* _Stated goal_
Count how many lines below contain the word "draw", then give that number alone.

Dataset listings of figures
__________________________________________________
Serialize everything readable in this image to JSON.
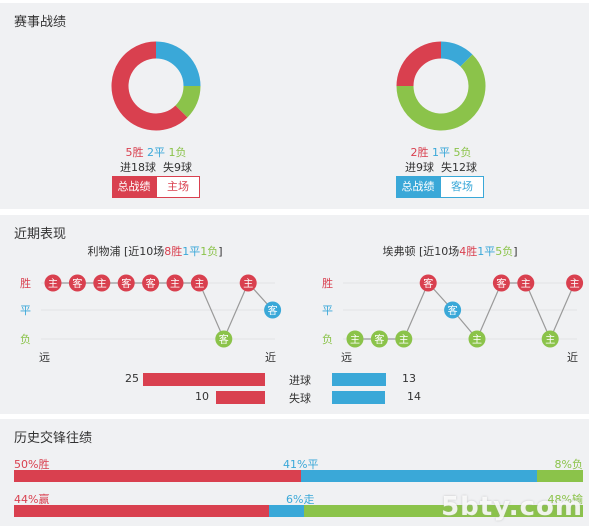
{
  "section1": {
    "title": "赛事战绩",
    "left": {
      "win": "5胜",
      "draw": "2平",
      "loss": "1负",
      "goals": "进18球  失9球",
      "results": {
        "win": 5,
        "draw": 2,
        "loss": 1
      },
      "tabs": [
        "总战绩",
        "主场"
      ]
    },
    "right": {
      "win": "2胜",
      "draw": "1平",
      "loss": "5负",
      "goals": "进9球  失12球",
      "results": {
        "win": 2,
        "draw": 1,
        "loss": 5
      },
      "tabs": [
        "总战绩",
        "客场"
      ]
    },
    "colors": {
      "win": "#d9404f",
      "draw": "#3aa8d8",
      "loss": "#8bc34a"
    }
  },
  "section2": {
    "title": "近期表现",
    "left_team": {
      "name": "利物浦",
      "summary_prefix": "[近10场",
      "win": "8胜",
      "draw": "1平",
      "loss": "1负",
      "summary_suffix": "]",
      "matches": [
        {
          "venue": "主",
          "result": "胜"
        },
        {
          "venue": "客",
          "result": "胜"
        },
        {
          "venue": "主",
          "result": "胜"
        },
        {
          "venue": "客",
          "result": "胜"
        },
        {
          "venue": "客",
          "result": "胜"
        },
        {
          "venue": "主",
          "result": "胜"
        },
        {
          "venue": "主",
          "result": "胜"
        },
        {
          "venue": "客",
          "result": "负"
        },
        {
          "venue": "主",
          "result": "胜"
        },
        {
          "venue": "客",
          "result": "平"
        }
      ]
    },
    "right_team": {
      "name": "埃弗顿",
      "summary_prefix": "[近10场",
      "win": "4胜",
      "draw": "1平",
      "loss": "5负",
      "summary_suffix": "]",
      "matches": [
        {
          "venue": "主",
          "result": "负"
        },
        {
          "venue": "客",
          "result": "负"
        },
        {
          "venue": "主",
          "result": "负"
        },
        {
          "venue": "客",
          "result": "胜"
        },
        {
          "venue": "客",
          "result": "平"
        },
        {
          "venue": "主",
          "result": "负"
        },
        {
          "venue": "客",
          "result": "胜"
        },
        {
          "venue": "主",
          "result": "胜"
        },
        {
          "venue": "主",
          "result": "负"
        },
        {
          "venue": "主",
          "result": "胜"
        }
      ]
    },
    "row_labels": [
      "胜",
      "平",
      "负"
    ],
    "axis_far": "远",
    "axis_near": "近",
    "goals_scored": {
      "label": "进球",
      "left": "25",
      "right": "13",
      "left_value": 25,
      "right_value": 13
    },
    "goals_conceded": {
      "label": "失球",
      "left": "10",
      "right": "14",
      "left_value": 10,
      "right_value": 14
    }
  },
  "section3": {
    "title": "历史交锋往绩",
    "row1": {
      "left": "50%胜",
      "mid": "41%平",
      "right": "8%负",
      "values": [
        50,
        41,
        8
      ]
    },
    "row2": {
      "left": "44%赢",
      "mid": "6%走",
      "right": "48%输",
      "values": [
        44,
        6,
        48
      ]
    }
  },
  "watermark": "5bty.com"
}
__________________________________________________
* _Result for this task_
7